Kurze Aufgabe 1 >>
Beantworte diese Fragen zum Textauszug:
(a) Was schwenkt die Frau während der kurzen Verlegenheitspause durch die Luft?
(b) Wie heißt die Frau, deren Hand ergriffen wird?
(c) Über welche Tage reichte der spätere Briefwechsel noch weit hinaus?
Kurze Aufgabe 2 >> Knüpfe an die Erzählung über den Spaziergang mit Alfreda an und schreibe sie nach ihrem letzten Satz weiter.

Textauszug >>

◆ ◆ ◆ ◆ ◆ ◆ ◆

Diese Worte klangen wie ein freundlich einladender Gong. Ermunternd, mit ihrer eigenartig klangvollen Stimme, in Begleitung eines verheißungsvollen Lächelns, sprach sie weiter. „Da habe ich mich zwangsläufig zu einem etwas eigenartigen Standpunkt durchgerungen." Eine kurze Verlegenheitspause entstand, in deren Verlauf sie mit einem breiten Lächeln, wiegendem Kopf und allerliebst rollenden Augen ihren Spazierstock kühn durch die Luft schwenkte. Mit ernsthaften Worten ermunterte ich sie zum Weiterreden. Alsbald sprach sie ohne Hemmungen. „Ich halte solche Männer für die aufrichtigsten, die, nachdem sie mit mir einen Flirt begonnen haben, auch meinen Körper wirklich nehmen. Bitte, denken Sie nicht schlecht von mir, es ist gewiss kein alltägliches Bekenntnis, was ich Ihnen da beichte, aber bedenken Sie doch meine besondere Lage, die ich hier als Farbige einzunehmen gezwungen bin. Ich habe doch nicht zu erwarten, dass man mich heiratet. Soll ich also mein ganzes Leben vertrauern?"
Selten habe ich eine Frau so offen reden hören. — Wir schritten nun bedeutend langsamer, in die Betrachtung der dämmergrauen Fluren verloren, nebeneinander. Gegen meine bisherige Art fasste ich zartfühlend ihre Hand. Zu sentimentalen Anwandlungen ließ es Alfreda nicht kommen, ihr afrikanisches Temperament zerschlug blitzartig die letzten Schleier spröder Rücksichtnahme. Vielleicht war diese Frau verehrungswürdiger als manche ihrer weißen Schwestern. Zum mindesten hatte ihre absonderliche Stellung sehr zum Nachdenken angeregt und somit einen geläuterten philosophischen Charakter geschaffen. Ein Briefwechsel, der noch weit über meine Thüringer Tage hinausreichte, hat mir noch manchmal den Wert dieses Menschenkindes aus den heißen Gefilden Afrikas bestätigt.

◆ ◆ ◆ ◆ ◆ ◆ ◆

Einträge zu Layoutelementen
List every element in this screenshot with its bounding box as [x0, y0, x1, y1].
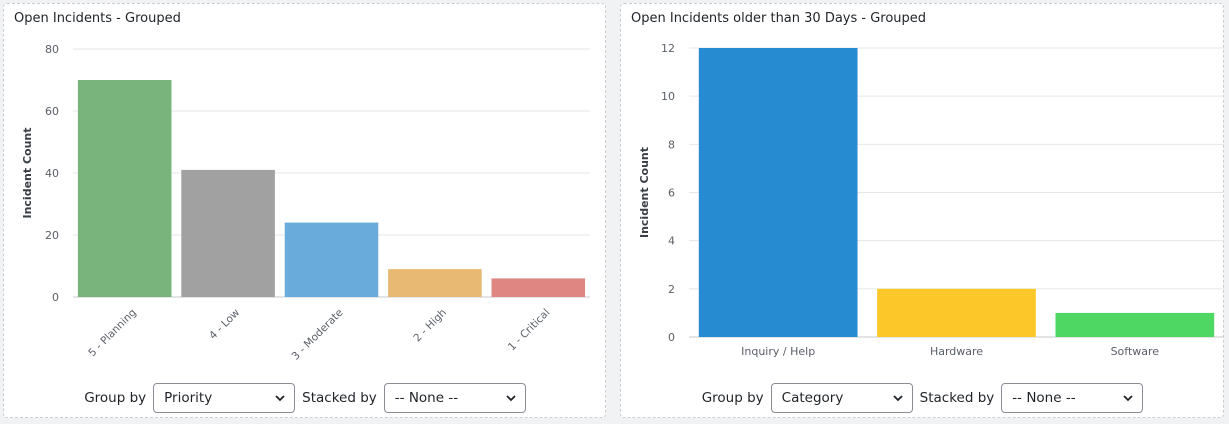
group-by-label: Group by: [84, 390, 147, 406]
x-tick-label: Hardware: [930, 345, 983, 358]
bar-3-moderate: [284, 222, 379, 297]
chart-title: Open Incidents - Grouped: [14, 11, 181, 26]
group-by-selected-value: Category: [781, 390, 844, 406]
y-tick-label: 20: [45, 229, 59, 242]
stacked-by-label: Stacked by: [919, 390, 995, 406]
x-tick-label: 2 - High: [411, 307, 449, 345]
group-by-select[interactable]: Category: [770, 383, 913, 413]
y-tick-label: 10: [661, 90, 675, 103]
bar-1-critical: [491, 278, 586, 297]
x-tick-label: Inquiry / Help: [741, 345, 815, 358]
bar-5-planning: [77, 80, 172, 297]
bar-hardware: [877, 288, 1036, 337]
y-tick-label: 40: [45, 167, 59, 180]
stacked-by-select[interactable]: -- None --: [383, 383, 526, 413]
x-tick-label: 1 - Critical: [506, 307, 553, 354]
y-tick-label: 2: [668, 283, 675, 296]
stacked-by-selected-value: -- None --: [394, 390, 459, 406]
bar-4-low: [181, 169, 275, 297]
y-tick-label: 80: [45, 43, 59, 56]
group-by-selected-value: Priority: [164, 390, 213, 406]
y-tick-label: 60: [45, 105, 59, 118]
y-axis-label: Incident Count: [21, 127, 34, 218]
y-tick-label: 12: [661, 42, 675, 55]
y-tick-label: 6: [668, 187, 675, 200]
stacked-by-label: Stacked by: [302, 390, 377, 406]
chart-title: Open Incidents older than 30 Days - Grou…: [631, 11, 927, 26]
stacked-by-select[interactable]: -- None --: [1001, 383, 1144, 413]
bar-chart-priority: 0 20 40 60 80 Incident Count 5 - Planning 4 - L…: [21, 43, 590, 363]
chevron-down-icon: [1123, 395, 1133, 402]
x-tick-label: Software: [1111, 345, 1160, 358]
group-by-select[interactable]: Priority: [153, 383, 296, 413]
x-tick-label: 4 - Low: [207, 306, 243, 342]
chart-controls: Group by Category Stacked by -- None --: [621, 382, 1223, 414]
bar-software: [1055, 312, 1215, 337]
group-by-label: Group by: [701, 390, 764, 406]
chart-card-open-incidents: Open Incidents - Grouped 0 20 40 60 80 Incide…: [3, 3, 606, 418]
bar-chart-category: 0 2 4 6 8 10 12 Incident Count Inquiry / Help Har…: [638, 42, 1224, 358]
chevron-down-icon: [893, 395, 903, 402]
chart-controls: Group by Priority Stacked by -- None --: [4, 382, 605, 414]
chart-card-open-incidents-30-days: Open Incidents older than 30 Days - Grou…: [620, 3, 1224, 418]
y-tick-label: 4: [668, 235, 675, 248]
chevron-down-icon: [506, 395, 516, 402]
chevron-down-icon: [275, 395, 285, 402]
bar-inquiry-help: [698, 48, 858, 337]
y-tick-label: 0: [668, 331, 675, 344]
stacked-by-selected-value: -- None --: [1012, 390, 1076, 406]
y-axis-label: Incident Count: [638, 147, 651, 238]
x-tick-label: 5 - Planning: [86, 307, 139, 360]
y-tick-label: 0: [52, 291, 59, 304]
bar-2-high: [388, 269, 482, 297]
x-tick-label: 3 - Moderate: [290, 307, 346, 363]
y-tick-label: 8: [668, 138, 675, 151]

◆ ◆ ◆ ◆ ◆ ◆ ◆

Erwartete Ausgabe 1 >>
(a) Sie schwenkt ihren Spazierstock kühn durch die Luft.
(b) Die Frau heißt Alfreda.
(c) Der Briefwechsel reichte noch weit über die Thüringer Tage hinaus.

Erwartete Ausgabe 2 >>
Meine militärische Tätigkeit bei der Truppe war gleich Null. Über Halle ging die Fahrt nach Magdeburg. Niemals hätte ich geglaubt, noch einmal mit einer Kanone in derselben Kaserne herumkutschen zu müssen, in der ich als Rekrut schon eine gehörige Anzahl Schweißtropfen verloren hatte. Freilich, vieles war anders geworden, an Schwitzen war nicht mehr zu denken, und doch bekam ich Zweifel, ob meine Anwesenheit im Kreise dieser Söldner noch gerechtfertigt war. Übrigens erlebte ich auf einem Besuchsweg nach Magdeburg-Neustadt eine unliebsame, für mich beinahe verhängnisvolle Auseinandersetzung mit etlichen Arbeitern. Ein bekanntes Mädel aus der Tangermünder Jugendgruppe, Lotte N., wohnte in der Neustadt bei einer Verwandten in der Mittagstraße. Dort wollte ich einen Patronengurt und mehrere Handgranaten hinterlegen, um sie später, wenn ich nicht mehr Soldat des Freikorps sei, abzuholen. Aus Blankenhain hatte ich einen Karabiner nach Stendal geschickt, jedoch bot sich keine Gelegenheit, die nötigen Patronen dazu zu ergattern. Auf dem Transport nach Magdeburg war mir das geglückt. Alles war schön verpackt, und die alte Dame war bereit, ohne zu wissen, was sie in Verwahrung nahm, mir meinen Pappkarton aufzubewahren. Lotte war leider nicht anwesend und kehrte aller Wahrscheinlichkeit nach sehr spät zurück.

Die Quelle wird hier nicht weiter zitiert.